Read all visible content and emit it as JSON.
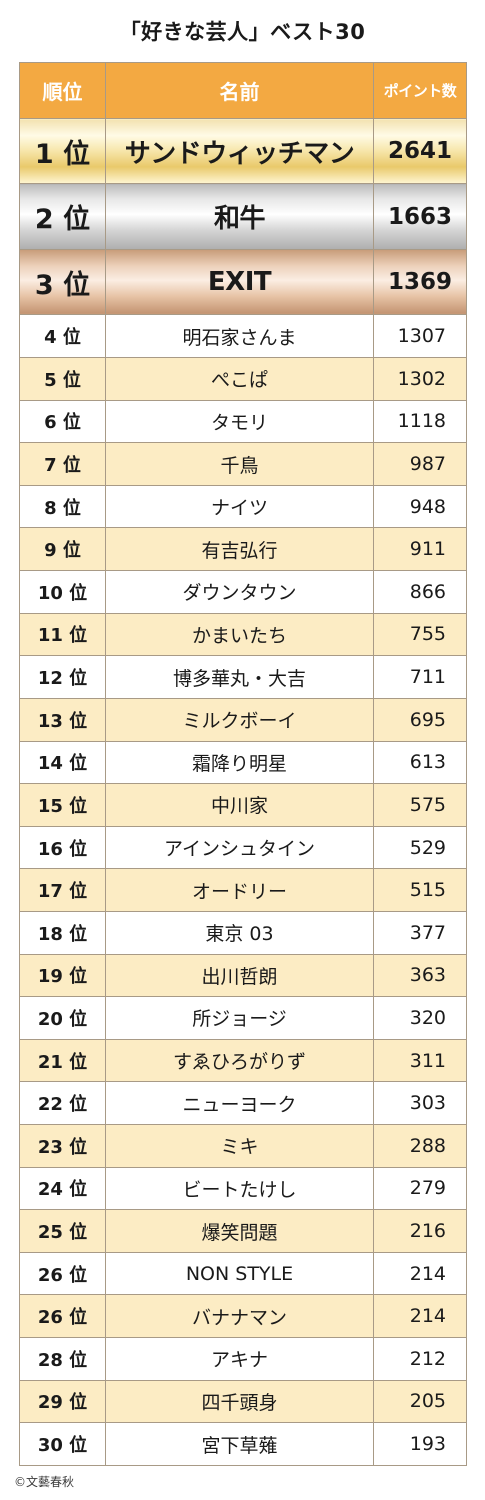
{
  "title": "「好きな芸人」ベスト30",
  "copyright": "©文藝春秋",
  "chart_data": {
    "type": "table",
    "columns": [
      "順位",
      "名前",
      "ポイント数"
    ],
    "rows": [
      {
        "rank": "1 位",
        "name": "サンドウィッチマン",
        "points": "2641"
      },
      {
        "rank": "2 位",
        "name": "和牛",
        "points": "1663"
      },
      {
        "rank": "3 位",
        "name": "EXIT",
        "points": "1369"
      },
      {
        "rank": "4 位",
        "name": "明石家さんま",
        "points": "1307"
      },
      {
        "rank": "5 位",
        "name": "ぺこぱ",
        "points": "1302"
      },
      {
        "rank": "6 位",
        "name": "タモリ",
        "points": "1118"
      },
      {
        "rank": "7 位",
        "name": "千鳥",
        "points": "987"
      },
      {
        "rank": "8 位",
        "name": "ナイツ",
        "points": "948"
      },
      {
        "rank": "9 位",
        "name": "有吉弘行",
        "points": "911"
      },
      {
        "rank": "10 位",
        "name": "ダウンタウン",
        "points": "866"
      },
      {
        "rank": "11 位",
        "name": "かまいたち",
        "points": "755"
      },
      {
        "rank": "12 位",
        "name": "博多華丸・大吉",
        "points": "711"
      },
      {
        "rank": "13 位",
        "name": "ミルクボーイ",
        "points": "695"
      },
      {
        "rank": "14 位",
        "name": "霜降り明星",
        "points": "613"
      },
      {
        "rank": "15 位",
        "name": "中川家",
        "points": "575"
      },
      {
        "rank": "16 位",
        "name": "アインシュタイン",
        "points": "529"
      },
      {
        "rank": "17 位",
        "name": "オードリー",
        "points": "515"
      },
      {
        "rank": "18 位",
        "name": "東京 03",
        "points": "377"
      },
      {
        "rank": "19 位",
        "name": "出川哲朗",
        "points": "363"
      },
      {
        "rank": "20 位",
        "name": "所ジョージ",
        "points": "320"
      },
      {
        "rank": "21 位",
        "name": "すゑひろがりず",
        "points": "311"
      },
      {
        "rank": "22 位",
        "name": "ニューヨーク",
        "points": "303"
      },
      {
        "rank": "23 位",
        "name": "ミキ",
        "points": "288"
      },
      {
        "rank": "24 位",
        "name": "ビートたけし",
        "points": "279"
      },
      {
        "rank": "25 位",
        "name": "爆笑問題",
        "points": "216"
      },
      {
        "rank": "26 位",
        "name": "NON STYLE",
        "points": "214"
      },
      {
        "rank": "26 位",
        "name": "バナナマン",
        "points": "214"
      },
      {
        "rank": "28 位",
        "name": "アキナ",
        "points": "212"
      },
      {
        "rank": "29 位",
        "name": "四千頭身",
        "points": "205"
      },
      {
        "rank": "30 位",
        "name": "宮下草薙",
        "points": "193"
      }
    ]
  },
  "colors": {
    "header_bg": "#f3a942",
    "header_text": "#ffffff",
    "stripe": "#fcecc4",
    "border": "#a89a86",
    "gold": "#e9c96b",
    "silver": "#d2d2d2",
    "bronze": "#e6c2a4"
  }
}
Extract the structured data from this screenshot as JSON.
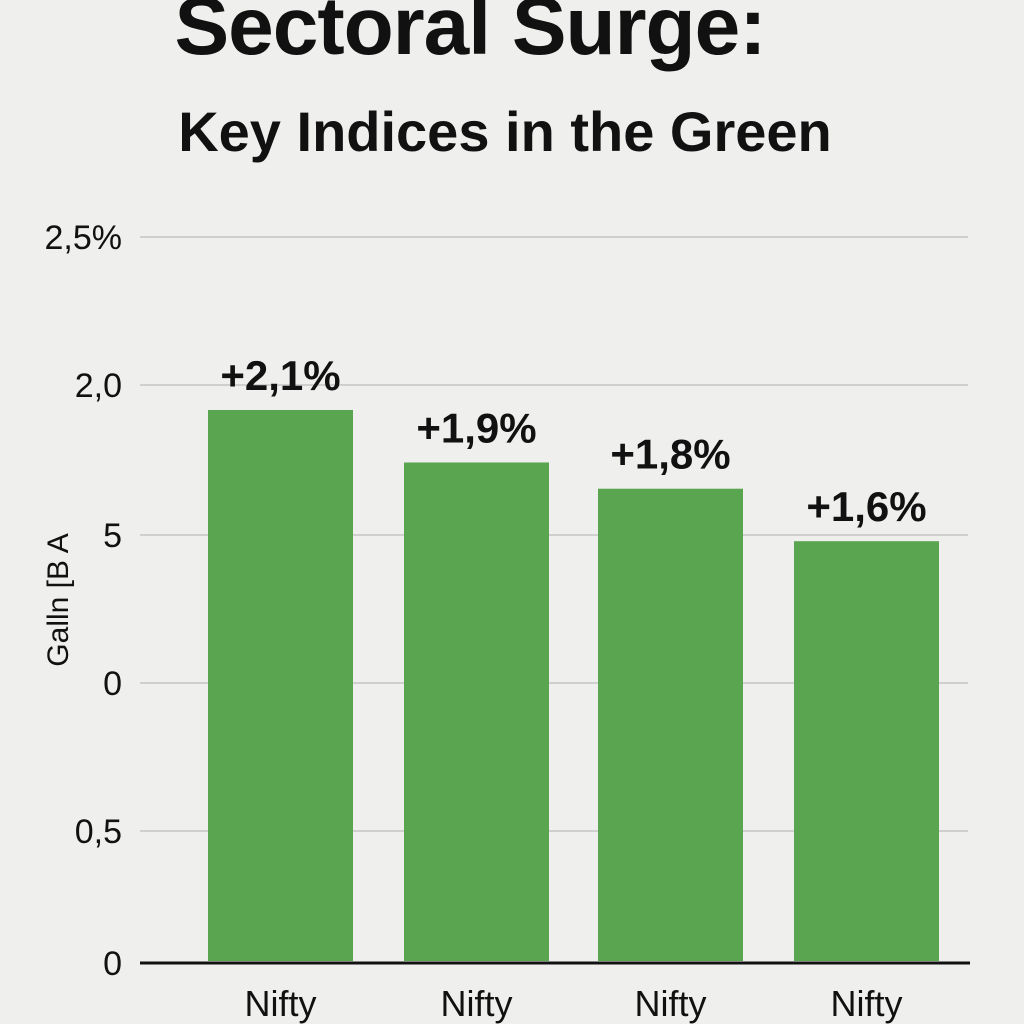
{
  "chart_data": {
    "type": "bar",
    "title": "Sectoral Surge:",
    "subtitle": "Key Indices in the Green",
    "ylabel": "Galln [B A",
    "categories": [
      "Nifty",
      "Nifty",
      "Nifty",
      "Nifty"
    ],
    "values": [
      2.1,
      1.9,
      1.8,
      1.6
    ],
    "data_labels": [
      "+2,1%",
      "+1,9%",
      "+1,8%",
      "+1,6%"
    ],
    "ytick_labels": [
      "2,5%",
      "2,0",
      "5",
      "0",
      "0,5",
      "0"
    ],
    "bar_color": "#5aa650",
    "grid": true,
    "ylim": [
      0,
      2.5
    ]
  }
}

### Aim of the task:
Go through the entries above and print each one exactly, minus the pictures.

### Result of the exercise:
Read all visible content and emit it as JSON.
{
  "title": "「好きな芸人」ベスト30",
  "copyright": "©文藝春秋",
  "chart_data": {
    "type": "table",
    "columns": [
      "順位",
      "名前",
      "ポイント数"
    ],
    "rows": [
      {
        "rank": "1 位",
        "name": "サンドウィッチマン",
        "points": "2641"
      },
      {
        "rank": "2 位",
        "name": "和牛",
        "points": "1663"
      },
      {
        "rank": "3 位",
        "name": "EXIT",
        "points": "1369"
      },
      {
        "rank": "4 位",
        "name": "明石家さんま",
        "points": "1307"
      },
      {
        "rank": "5 位",
        "name": "ぺこぱ",
        "points": "1302"
      },
      {
        "rank": "6 位",
        "name": "タモリ",
        "points": "1118"
      },
      {
        "rank": "7 位",
        "name": "千鳥",
        "points": "987"
      },
      {
        "rank": "8 位",
        "name": "ナイツ",
        "points": "948"
      },
      {
        "rank": "9 位",
        "name": "有吉弘行",
        "points": "911"
      },
      {
        "rank": "10 位",
        "name": "ダウンタウン",
        "points": "866"
      },
      {
        "rank": "11 位",
        "name": "かまいたち",
        "points": "755"
      },
      {
        "rank": "12 位",
        "name": "博多華丸・大吉",
        "points": "711"
      },
      {
        "rank": "13 位",
        "name": "ミルクボーイ",
        "points": "695"
      },
      {
        "rank": "14 位",
        "name": "霜降り明星",
        "points": "613"
      },
      {
        "rank": "15 位",
        "name": "中川家",
        "points": "575"
      },
      {
        "rank": "16 位",
        "name": "アインシュタイン",
        "points": "529"
      },
      {
        "rank": "17 位",
        "name": "オードリー",
        "points": "515"
      },
      {
        "rank": "18 位",
        "name": "東京 03",
        "points": "377"
      },
      {
        "rank": "19 位",
        "name": "出川哲朗",
        "points": "363"
      },
      {
        "rank": "20 位",
        "name": "所ジョージ",
        "points": "320"
      },
      {
        "rank": "21 位",
        "name": "すゑひろがりず",
        "points": "311"
      },
      {
        "rank": "22 位",
        "name": "ニューヨーク",
        "points": "303"
      },
      {
        "rank": "23 位",
        "name": "ミキ",
        "points": "288"
      },
      {
        "rank": "24 位",
        "name": "ビートたけし",
        "points": "279"
      },
      {
        "rank": "25 位",
        "name": "爆笑問題",
        "points": "216"
      },
      {
        "rank": "26 位",
        "name": "NON STYLE",
        "points": "214"
      },
      {
        "rank": "26 位",
        "name": "バナナマン",
        "points": "214"
      },
      {
        "rank": "28 位",
        "name": "アキナ",
        "points": "212"
      },
      {
        "rank": "29 位",
        "name": "四千頭身",
        "points": "205"
      },
      {
        "rank": "30 位",
        "name": "宮下草薙",
        "points": "193"
      }
    ]
  },
  "colors": {
    "header_bg": "#f3a942",
    "header_text": "#ffffff",
    "stripe": "#fcecc4",
    "border": "#a89a86",
    "gold": "#e9c96b",
    "silver": "#d2d2d2",
    "bronze": "#e6c2a4"
  }
}
Extract the structured data from this screenshot as JSON.
{
  "chart_data": {
    "type": "bar",
    "title": "Sectoral Surge:",
    "subtitle": "Key Indices in the Green",
    "ylabel": "Galln [B A",
    "categories": [
      "Nifty",
      "Nifty",
      "Nifty",
      "Nifty"
    ],
    "values": [
      2.1,
      1.9,
      1.8,
      1.6
    ],
    "data_labels": [
      "+2,1%",
      "+1,9%",
      "+1,8%",
      "+1,6%"
    ],
    "ytick_labels": [
      "2,5%",
      "2,0",
      "5",
      "0",
      "0,5",
      "0"
    ],
    "bar_color": "#5aa650",
    "grid": true,
    "ylim": [
      0,
      2.5
    ]
  }
}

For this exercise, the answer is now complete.